__WHAT YOU HAVE TO DO__:
Read the records below and copy each line that contains "object".

__DATA RECORDS__:

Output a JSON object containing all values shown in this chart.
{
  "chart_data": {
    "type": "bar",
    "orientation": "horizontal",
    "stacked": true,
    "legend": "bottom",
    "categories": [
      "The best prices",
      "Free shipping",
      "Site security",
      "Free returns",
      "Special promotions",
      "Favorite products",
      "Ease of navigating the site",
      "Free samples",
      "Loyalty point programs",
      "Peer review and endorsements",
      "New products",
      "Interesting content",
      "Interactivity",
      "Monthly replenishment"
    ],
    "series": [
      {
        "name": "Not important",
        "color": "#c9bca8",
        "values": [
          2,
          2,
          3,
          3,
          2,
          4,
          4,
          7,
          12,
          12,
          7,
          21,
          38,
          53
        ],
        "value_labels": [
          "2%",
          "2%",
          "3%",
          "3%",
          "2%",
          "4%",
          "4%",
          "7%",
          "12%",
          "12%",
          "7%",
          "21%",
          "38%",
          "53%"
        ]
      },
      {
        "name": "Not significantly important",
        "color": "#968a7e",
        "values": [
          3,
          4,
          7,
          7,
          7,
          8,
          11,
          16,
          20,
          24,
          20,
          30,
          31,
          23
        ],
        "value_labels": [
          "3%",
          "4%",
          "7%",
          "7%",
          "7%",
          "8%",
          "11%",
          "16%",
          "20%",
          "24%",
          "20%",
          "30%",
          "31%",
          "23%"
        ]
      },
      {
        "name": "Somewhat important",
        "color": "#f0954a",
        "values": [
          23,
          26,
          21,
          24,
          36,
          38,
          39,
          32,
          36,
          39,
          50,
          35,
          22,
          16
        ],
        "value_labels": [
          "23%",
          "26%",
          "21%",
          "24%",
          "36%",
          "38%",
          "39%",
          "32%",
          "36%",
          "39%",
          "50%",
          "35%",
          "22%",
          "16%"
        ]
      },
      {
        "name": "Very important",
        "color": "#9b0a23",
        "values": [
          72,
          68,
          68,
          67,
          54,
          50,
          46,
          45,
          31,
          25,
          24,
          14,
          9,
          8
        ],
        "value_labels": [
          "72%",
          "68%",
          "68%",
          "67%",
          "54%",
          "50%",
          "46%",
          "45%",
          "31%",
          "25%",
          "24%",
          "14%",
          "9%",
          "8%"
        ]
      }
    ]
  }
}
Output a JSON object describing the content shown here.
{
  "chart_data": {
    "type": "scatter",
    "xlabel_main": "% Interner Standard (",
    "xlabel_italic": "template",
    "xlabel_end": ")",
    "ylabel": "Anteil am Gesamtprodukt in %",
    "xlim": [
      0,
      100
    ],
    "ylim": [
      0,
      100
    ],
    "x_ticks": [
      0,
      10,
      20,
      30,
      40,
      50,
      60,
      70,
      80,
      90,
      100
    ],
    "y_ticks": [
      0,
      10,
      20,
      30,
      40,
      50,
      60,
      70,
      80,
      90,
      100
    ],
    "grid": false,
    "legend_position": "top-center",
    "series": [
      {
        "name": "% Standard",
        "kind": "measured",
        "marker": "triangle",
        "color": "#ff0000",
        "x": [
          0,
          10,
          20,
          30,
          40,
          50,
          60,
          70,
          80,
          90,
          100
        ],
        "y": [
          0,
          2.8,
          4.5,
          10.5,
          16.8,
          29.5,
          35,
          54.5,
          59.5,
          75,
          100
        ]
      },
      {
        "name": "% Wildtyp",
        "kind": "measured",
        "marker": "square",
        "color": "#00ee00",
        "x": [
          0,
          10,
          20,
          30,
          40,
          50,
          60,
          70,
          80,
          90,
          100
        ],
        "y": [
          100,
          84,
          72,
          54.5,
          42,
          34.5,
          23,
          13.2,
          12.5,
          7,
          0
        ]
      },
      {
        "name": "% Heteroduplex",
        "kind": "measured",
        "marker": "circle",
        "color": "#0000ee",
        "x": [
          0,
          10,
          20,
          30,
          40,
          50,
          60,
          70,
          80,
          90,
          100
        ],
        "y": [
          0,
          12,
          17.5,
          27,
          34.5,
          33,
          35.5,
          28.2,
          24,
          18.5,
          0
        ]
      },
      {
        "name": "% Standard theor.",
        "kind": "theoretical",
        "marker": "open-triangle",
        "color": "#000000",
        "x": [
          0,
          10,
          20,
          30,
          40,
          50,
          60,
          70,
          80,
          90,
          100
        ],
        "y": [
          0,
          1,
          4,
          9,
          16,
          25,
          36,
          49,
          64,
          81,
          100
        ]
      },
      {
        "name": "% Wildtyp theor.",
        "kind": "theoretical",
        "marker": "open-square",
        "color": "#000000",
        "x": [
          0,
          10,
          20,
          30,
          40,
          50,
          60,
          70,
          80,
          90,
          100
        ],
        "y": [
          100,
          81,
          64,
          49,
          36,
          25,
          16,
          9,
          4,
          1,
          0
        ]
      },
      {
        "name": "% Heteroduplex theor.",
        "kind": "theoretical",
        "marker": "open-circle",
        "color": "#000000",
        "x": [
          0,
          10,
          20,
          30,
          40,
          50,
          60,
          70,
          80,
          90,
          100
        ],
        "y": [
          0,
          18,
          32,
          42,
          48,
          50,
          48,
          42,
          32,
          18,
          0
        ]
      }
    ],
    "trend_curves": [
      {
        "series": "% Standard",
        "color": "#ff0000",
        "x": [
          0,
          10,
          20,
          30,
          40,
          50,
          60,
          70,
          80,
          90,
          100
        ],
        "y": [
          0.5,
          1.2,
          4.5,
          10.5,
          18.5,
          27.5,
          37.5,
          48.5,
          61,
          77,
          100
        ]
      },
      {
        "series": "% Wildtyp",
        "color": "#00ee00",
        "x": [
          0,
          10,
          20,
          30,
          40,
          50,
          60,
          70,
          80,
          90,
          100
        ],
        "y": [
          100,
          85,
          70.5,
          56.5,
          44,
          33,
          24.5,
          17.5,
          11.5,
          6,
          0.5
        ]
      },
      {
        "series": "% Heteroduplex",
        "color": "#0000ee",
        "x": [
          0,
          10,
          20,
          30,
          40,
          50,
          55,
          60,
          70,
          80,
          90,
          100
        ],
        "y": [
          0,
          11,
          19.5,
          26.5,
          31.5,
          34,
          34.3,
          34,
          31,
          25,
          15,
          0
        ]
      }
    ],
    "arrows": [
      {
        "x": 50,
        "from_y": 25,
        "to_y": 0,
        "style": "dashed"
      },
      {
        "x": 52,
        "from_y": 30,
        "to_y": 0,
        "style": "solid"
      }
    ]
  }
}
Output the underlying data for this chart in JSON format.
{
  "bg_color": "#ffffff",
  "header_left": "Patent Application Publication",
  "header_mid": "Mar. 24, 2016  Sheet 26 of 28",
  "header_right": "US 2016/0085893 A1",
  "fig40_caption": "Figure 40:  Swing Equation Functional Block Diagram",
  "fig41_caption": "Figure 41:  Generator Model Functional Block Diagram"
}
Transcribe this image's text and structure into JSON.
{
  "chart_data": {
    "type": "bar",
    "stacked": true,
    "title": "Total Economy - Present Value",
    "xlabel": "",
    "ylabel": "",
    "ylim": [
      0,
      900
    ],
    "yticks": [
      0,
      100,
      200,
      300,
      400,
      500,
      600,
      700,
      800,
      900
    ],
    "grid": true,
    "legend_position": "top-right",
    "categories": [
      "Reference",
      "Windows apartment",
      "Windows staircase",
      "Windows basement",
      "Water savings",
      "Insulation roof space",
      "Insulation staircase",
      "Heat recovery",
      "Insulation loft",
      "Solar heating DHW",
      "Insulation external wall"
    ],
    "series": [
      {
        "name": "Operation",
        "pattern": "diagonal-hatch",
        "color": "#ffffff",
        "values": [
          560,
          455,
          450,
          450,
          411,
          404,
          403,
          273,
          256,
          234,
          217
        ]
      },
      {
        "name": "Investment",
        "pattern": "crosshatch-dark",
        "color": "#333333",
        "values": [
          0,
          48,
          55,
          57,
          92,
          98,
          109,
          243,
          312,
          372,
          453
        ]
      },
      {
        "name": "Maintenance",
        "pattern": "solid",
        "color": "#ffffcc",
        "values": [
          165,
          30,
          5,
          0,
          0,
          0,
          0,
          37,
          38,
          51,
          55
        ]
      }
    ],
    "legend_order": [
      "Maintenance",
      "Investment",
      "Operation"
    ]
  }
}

__THE OUTPUT__:
Output a JSON object containing all values shown in this chart.
Output a JSON object describing the content shown here.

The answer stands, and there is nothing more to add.